# Task directions
Restate the listing that follows word for word, without its pictures.

# Data provided
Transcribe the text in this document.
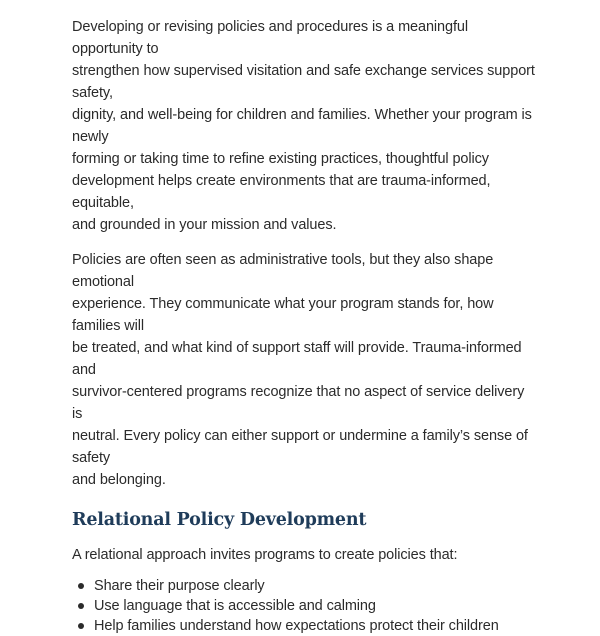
Developing or revising policies and procedures is a meaningful opportunity to
strengthen how supervised visitation and safe exchange services support safety,
dignity, and well-being for children and families. Whether your program is newly
forming or taking time to refine existing practices, thoughtful policy
development helps create environments that are trauma-informed, equitable,
and grounded in your mission and values.

Policies are often seen as administrative tools, but they also shape emotional
experience. They communicate what your program stands for, how families will
be treated, and what kind of support staff will provide. Trauma-informed and
survivor-centered programs recognize that no aspect of service delivery is
neutral. Every policy can either support or undermine a family’s sense of safety
and belonging.

Relational Policy Development

A relational approach invites programs to create policies that:

Share their purpose clearly
Use language that is accessible and calming
Help families understand how expectations protect their children
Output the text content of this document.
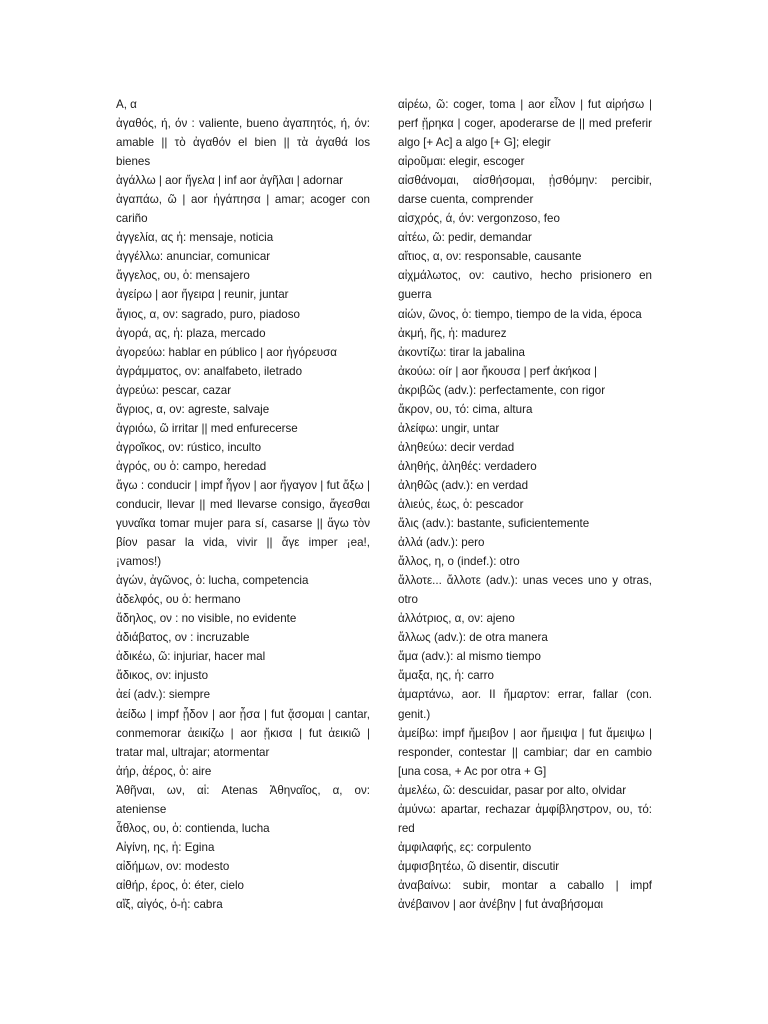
Α, α

ἀγαθός, ή, όν : valiente, bueno ἀγαπητός, ή, όν: amable || τὸ ἀγαθόν el bien || τὰ ἀγαθά los bienes

ἀγάλλω | aor ἤγελα | inf aor ἀγῆλαι | adornar

ἀγαπάω, ῶ | aor ἠγάπησα | amar; acoger con cariño

ἀγγελία, ας ἡ: mensaje, noticia

ἀγγέλλω: anunciar, comunicar

ἄγγελος, ου, ὁ: mensajero

ἀγείρω | aor ἤγειρα | reunir, juntar

ἅγιος, α, ον: sagrado, puro, piadoso

ἀγορά, ας, ἡ: plaza, mercado

ἀγορεύω: hablar en público | aor ἠγόρευσα

ἀγράμματος, ον: analfabeto, iletrado

ἀγρεύω: pescar, cazar

ἄγριος, α, ον: agreste, salvaje

ἀγριόω, ῶ irritar || med enfurecerse

ἀγροῖκος, ον: rústico, inculto

ἀγρός, ου ὁ: campo, heredad

ἄγω : conducir | impf ἦγον | aor ἤγαγον | fut ἄξω | conducir, llevar || med llevarse consigo, ἄγεσθαι γυναῖκα tomar mujer para sí, casarse || ἄγω τὸν βίον pasar la vida, vivir || ἄγε imper ¡ea!, ¡vamos!)

ἀγών, ἀγῶνος, ὁ: lucha, competencia

ἀδελφός, ου ὁ: hermano

ἄδηλος, ον : no visible, no evidente

ἀδιάβατος, ον : incruzable

ἀδικέω, ῶ: injuriar, hacer mal

ἄδικος, ον: injusto

ἀεί (adv.): siempre

ἀείδω | impf ᾖδον | aor ᾖσα | fut ᾄσομαι | cantar, conmemorar ἀεικίζω | aor ᾔκισα | fut ἀεικιῶ | tratar mal, ultrajar; atormentar

ἀήρ, ἀέρος, ὁ: aire

Ἀθῆναι, ων, αἱ: Atenas Ἀθηναῖος, α, ον: ateniense

ἆθλος, ου, ὁ: contienda, lucha

Αἰγίνη, ης, ἡ: Egina

αἰδήμων, ον: modesto

αἰθήρ, έρος, ὁ: éter, cielo

αἴξ, αἰγός, ὁ-ἡ: cabra

αἱρέω, ῶ: coger, toma | aor εἷλον | fut αἱρήσω | perf ᾕρηκα | coger, apoderarse de || med preferir algo [+ Ac] a algo [+ G]; elegir

αἱροῦμαι: elegir, escoger

αἰσθάνομαι, αἰσθήσομαι, ᾐσθόμην: percibir, darse cuenta, comprender

αἰσχρός, ά, όν: vergonzoso, feo

αἰτέω, ῶ: pedir, demandar

αἴτιος, α, ον: responsable, causante

αἰχμάλωτος, ον: cautivo, hecho prisionero en guerra

αἰών, ῶνος, ὁ: tiempo, tiempo de la vida, época

ἀκμή, ῆς, ἡ: madurez

ἀκοντίζω: tirar la jabalina

ἀκούω: oír | aor ἤκουσα | perf ἀκήκοα |

ἀκριβῶς (adv.): perfectamente, con rigor

ἄκρον, ου, τό: cima, altura

ἀλείφω: ungir, untar

ἀληθεύω: decir verdad

ἀληθής, ἀληθές: verdadero

ἀληθῶς (adv.): en verdad

ἁλιεύς, έως, ὁ: pescador

ἅλις (adv.): bastante, suficientemente

ἀλλά (adv.): pero

ἄλλος, η, ο (indef.): otro

ἄλλοτε... ἄλλοτε (adv.): unas veces uno y otras, otro

ἀλλότριος, α, ον: ajeno

ἄλλως (adv.): de otra manera

ἅμα (adv.): al mismo tiempo

ἅμαξα, ης, ἡ: carro

ἁμαρτάνω, aor. II ἥμαρτον: errar, fallar (con. genit.)

ἀμείβω: impf ἤμειβον | aor ἤμειψα | fut ἄμειψω | responder, contestar || cambiar; dar en cambio [una cosa, + Ac por otra + G]

ἀμελέω, ῶ: descuidar, pasar por alto, olvidar

ἀμύνω: apartar, rechazar ἀμφίβληστρον, ου, τό: red

ἀμφιλαφής, ες: corpulento

ἀμφισβητέω, ῶ disentir, discutir

ἀναβαίνω: subir, montar a caballo | impf ἀνέβαινον | aor ἀνέβην | fut ἀναβήσομαι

# Response to this task
Transcribe the text in this document.
Developing or revising policies and procedures is a meaningful opportunity to
strengthen how supervised visitation and safe exchange services support safety,
dignity, and well-being for children and families. Whether your program is newly
forming or taking time to refine existing practices, thoughtful policy
development helps create environments that are trauma-informed, equitable,
and grounded in your mission and values.

Policies are often seen as administrative tools, but they also shape emotional
experience. They communicate what your program stands for, how families will
be treated, and what kind of support staff will provide. Trauma-informed and
survivor-centered programs recognize that no aspect of service delivery is
neutral. Every policy can either support or undermine a family’s sense of safety
and belonging.

Relational Policy Development

A relational approach invites programs to create policies that:

Share their purpose clearly
Use language that is accessible and calming
Help families understand how expectations protect their children
Output the text content of this document.
Α, α

ἀγαθός, ή, όν : valiente, bueno ἀγαπητός, ή, όν: amable || τὸ ἀγαθόν el bien || τὰ ἀγαθά los bienes

ἀγάλλω | aor ἤγελα | inf aor ἀγῆλαι | adornar

ἀγαπάω, ῶ | aor ἠγάπησα | amar; acoger con cariño

ἀγγελία, ας ἡ: mensaje, noticia

ἀγγέλλω: anunciar, comunicar

ἄγγελος, ου, ὁ: mensajero

ἀγείρω | aor ἤγειρα | reunir, juntar

ἅγιος, α, ον: sagrado, puro, piadoso

ἀγορά, ας, ἡ: plaza, mercado

ἀγορεύω: hablar en público | aor ἠγόρευσα

ἀγράμματος, ον: analfabeto, iletrado

ἀγρεύω: pescar, cazar

ἄγριος, α, ον: agreste, salvaje

ἀγριόω, ῶ irritar || med enfurecerse

ἀγροῖκος, ον: rústico, inculto

ἀγρός, ου ὁ: campo, heredad

ἄγω : conducir | impf ἦγον | aor ἤγαγον | fut ἄξω | conducir, llevar || med llevarse consigo, ἄγεσθαι γυναῖκα tomar mujer para sí, casarse || ἄγω τὸν βίον pasar la vida, vivir || ἄγε imper ¡ea!, ¡vamos!)

ἀγών, ἀγῶνος, ὁ: lucha, competencia

ἀδελφός, ου ὁ: hermano

ἄδηλος, ον : no visible, no evidente

ἀδιάβατος, ον : incruzable

ἀδικέω, ῶ: injuriar, hacer mal

ἄδικος, ον: injusto

ἀεί (adv.): siempre

ἀείδω | impf ᾖδον | aor ᾖσα | fut ᾄσομαι | cantar, conmemorar ἀεικίζω | aor ᾔκισα | fut ἀεικιῶ | tratar mal, ultrajar; atormentar

ἀήρ, ἀέρος, ὁ: aire

Ἀθῆναι, ων, αἱ: Atenas Ἀθηναῖος, α, ον: ateniense

ἆθλος, ου, ὁ: contienda, lucha

Αἰγίνη, ης, ἡ: Egina

αἰδήμων, ον: modesto

αἰθήρ, έρος, ὁ: éter, cielo

αἴξ, αἰγός, ὁ-ἡ: cabra

αἱρέω, ῶ: coger, toma | aor εἷλον | fut αἱρήσω | perf ᾕρηκα | coger, apoderarse de || med preferir algo [+ Ac] a algo [+ G]; elegir

αἱροῦμαι: elegir, escoger

αἰσθάνομαι, αἰσθήσομαι, ᾐσθόμην: percibir, darse cuenta, comprender

αἰσχρός, ά, όν: vergonzoso, feo

αἰτέω, ῶ: pedir, demandar

αἴτιος, α, ον: responsable, causante

αἰχμάλωτος, ον: cautivo, hecho prisionero en guerra

αἰών, ῶνος, ὁ: tiempo, tiempo de la vida, época

ἀκμή, ῆς, ἡ: madurez

ἀκοντίζω: tirar la jabalina

ἀκούω: oír | aor ἤκουσα | perf ἀκήκοα |

ἀκριβῶς (adv.): perfectamente, con rigor

ἄκρον, ου, τό: cima, altura

ἀλείφω: ungir, untar

ἀληθεύω: decir verdad

ἀληθής, ἀληθές: verdadero

ἀληθῶς (adv.): en verdad

ἁλιεύς, έως, ὁ: pescador

ἅλις (adv.): bastante, suficientemente

ἀλλά (adv.): pero

ἄλλος, η, ο (indef.): otro

ἄλλοτε... ἄλλοτε (adv.): unas veces uno y otras, otro

ἀλλότριος, α, ον: ajeno

ἄλλως (adv.): de otra manera

ἅμα (adv.): al mismo tiempo

ἅμαξα, ης, ἡ: carro

ἁμαρτάνω, aor. II ἥμαρτον: errar, fallar (con. genit.)

ἀμείβω: impf ἤμειβον | aor ἤμειψα | fut ἄμειψω | responder, contestar || cambiar; dar en cambio [una cosa, + Ac por otra + G]

ἀμελέω, ῶ: descuidar, pasar por alto, olvidar

ἀμύνω: apartar, rechazar ἀμφίβληστρον, ου, τό: red

ἀμφιλαφής, ες: corpulento

ἀμφισβητέω, ῶ disentir, discutir

ἀναβαίνω: subir, montar a caballo | impf ἀνέβαινον | aor ἀνέβην | fut ἀναβήσομαι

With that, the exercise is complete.